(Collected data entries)
■ ■ ■

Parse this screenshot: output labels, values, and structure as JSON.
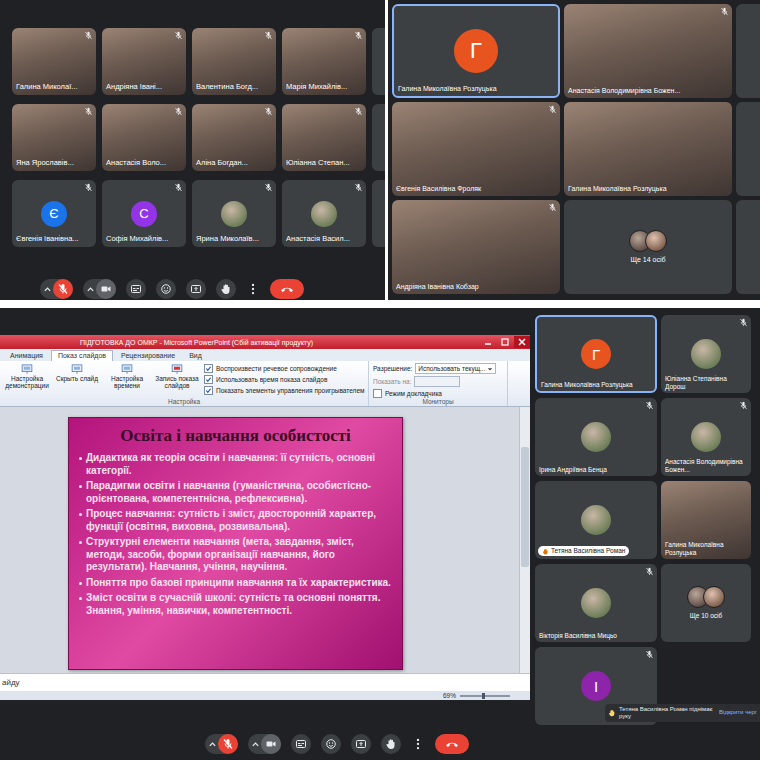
{
  "call_grid_left": {
    "mic_muted": true,
    "tiles": [
      {
        "name": "Галина Миколаї...",
        "kind": "video",
        "muted": true,
        "selected": false,
        "hand_raised": false
      },
      {
        "name": "Андріяна Івані...",
        "kind": "video",
        "muted": true,
        "selected": false,
        "hand_raised": false
      },
      {
        "name": "Валентина Богд...",
        "kind": "video",
        "muted": true,
        "selected": false,
        "hand_raised": false
      },
      {
        "name": "Марія Михайлів...",
        "kind": "video",
        "muted": true,
        "selected": false,
        "hand_raised": false
      },
      {
        "name": "Яна Ярославів...",
        "kind": "video",
        "muted": true,
        "selected": false,
        "hand_raised": false
      },
      {
        "name": "Анастасія Воло...",
        "kind": "video",
        "muted": true,
        "selected": false,
        "hand_raised": false
      },
      {
        "name": "Аліна Богдан...",
        "kind": "video",
        "muted": true,
        "selected": false,
        "hand_raised": false
      },
      {
        "name": "Юліанна Степан...",
        "kind": "video",
        "muted": true,
        "selected": false,
        "hand_raised": false
      },
      {
        "name": "Євгенія Іванівна...",
        "kind": "avatar",
        "initial": "Є",
        "color": "#1a73e8",
        "muted": true,
        "selected": false,
        "hand_raised": false
      },
      {
        "name": "Софія Михайлів...",
        "kind": "avatar",
        "initial": "С",
        "color": "#9334e6",
        "muted": true,
        "selected": false,
        "hand_raised": false
      },
      {
        "name": "Ярина Миколаїв...",
        "kind": "photo",
        "muted": true,
        "selected": false,
        "hand_raised": false
      },
      {
        "name": "Анастасія Васил...",
        "kind": "photo",
        "muted": true,
        "selected": false,
        "hand_raised": false
      }
    ]
  },
  "call_grid_right": {
    "tiles": [
      {
        "name": "Галина Миколаївна Розлуцька",
        "kind": "avatar",
        "initial": "Г",
        "color": "#e8541f",
        "muted": false,
        "selected": true,
        "hand_raised": false
      },
      {
        "name": "Анастасія Володимирівна Божен...",
        "kind": "video",
        "muted": true,
        "selected": false,
        "hand_raised": false
      },
      {
        "name": "Євгенія Василівна Фроляк",
        "kind": "video",
        "muted": true,
        "selected": false,
        "hand_raised": false
      },
      {
        "name": "Галина Миколаївна Розлуцька",
        "kind": "video",
        "muted": false,
        "selected": false,
        "hand_raised": false
      },
      {
        "name": "Андріяна Іванівна Кобзар",
        "kind": "video",
        "muted": true,
        "selected": false,
        "hand_raised": false
      },
      {
        "name": "Ще 14 осіб",
        "kind": "more",
        "muted": false,
        "selected": false,
        "hand_raised": false
      }
    ]
  },
  "presentation": {
    "window_title": "ПІДГОТОВКА ДО ОМКР - Microsoft PowerPoint (Сбій активації продукту)",
    "tabs": [
      {
        "label": "Анимация",
        "selected": false
      },
      {
        "label": "Показ слайдов",
        "selected": true
      },
      {
        "label": "Рецензирование",
        "selected": false
      },
      {
        "label": "Вид",
        "selected": false
      }
    ],
    "ribbon_buttons": [
      "Настройка демонстрации",
      "Скрыть слайд",
      "Настройка времени",
      "Запись показа слайдов"
    ],
    "options": [
      {
        "label": "Воспроизвести речевое сопровождение",
        "checked": true
      },
      {
        "label": "Использовать время показа слайдов",
        "checked": true
      },
      {
        "label": "Показать элементы управления проигрывателем",
        "checked": true
      }
    ],
    "setup_group": "Настройка",
    "monitors": {
      "resolution_label": "Разрешение:",
      "resolution_value": "Использовать текущ...",
      "show_on_label": "Показать на:",
      "show_on_disabled": true,
      "presenter_view": {
        "label": "Режим докладчика",
        "checked": false
      },
      "group": "Мониторы"
    },
    "slide": {
      "title": "Освіта і навчання особистості",
      "bullets": [
        "Дидактика як теорія освіти і навчання: її сутність, основні категорії.",
        "Парадигми освіти і навчання (гуманістична, особистісно-орієнтована, компетентнісна, рефлексивна).",
        "Процес навчання: сутність і зміст, двосторонній характер, функції (освітня, виховна, розвивальна).",
        "Структурні елементи навчання (мета, завдання, зміст, методи, засоби, форми організації навчання, його результати). Навчання, учіння, научіння.",
        "Поняття про базові принципи навчання та їх характеристика.",
        "Зміст освіти в сучасній школі: сутність та основні поняття. Знання, уміння, навички, компетентності."
      ]
    },
    "notes_text": "айду",
    "zoom": "69%"
  },
  "call_grid_bottom": {
    "mic_muted": true,
    "tiles": [
      {
        "name": "Галина Миколаївна Розлуцька",
        "kind": "avatar",
        "initial": "Г",
        "color": "#e8541f",
        "muted": false,
        "selected": true,
        "hand_raised": false
      },
      {
        "name": "Юліанна Степанівна Дорош",
        "kind": "photo",
        "muted": true,
        "selected": false,
        "hand_raised": false
      },
      {
        "name": "Ірина Андріївна Бенца",
        "kind": "photo",
        "muted": true,
        "selected": false,
        "hand_raised": false
      },
      {
        "name": "Анастасія Володимирівна Божен...",
        "kind": "photo",
        "muted": true,
        "selected": false,
        "hand_raised": false
      },
      {
        "name": "Тетяна Василівна Роман",
        "kind": "photo",
        "muted": false,
        "selected": false,
        "hand_raised": true
      },
      {
        "name": "Галина Миколаївна Розлуцька",
        "kind": "video",
        "muted": false,
        "selected": false,
        "hand_raised": false
      },
      {
        "name": "Вікторія Василівна Мицьо",
        "kind": "photo",
        "muted": true,
        "selected": false,
        "hand_raised": false
      },
      {
        "name": "Ще 10 осіб",
        "kind": "more",
        "muted": false,
        "selected": false,
        "hand_raised": false
      },
      {
        "kind": "avatar",
        "initial": "І",
        "color": "#8e24aa",
        "muted": true,
        "selected": false,
        "hand_raised": false
      }
    ]
  },
  "notification": {
    "text": "Тетяна Василівна Роман піднімає руку",
    "action": "Відкрити черг"
  }
}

■ ■ ■

Problem -
In the entries above, identify every line with the word "Михайлів". Copy those lines.

Task solution -
        "name": "Марія Михайлів...",
        "name": "Софія Михайлів...",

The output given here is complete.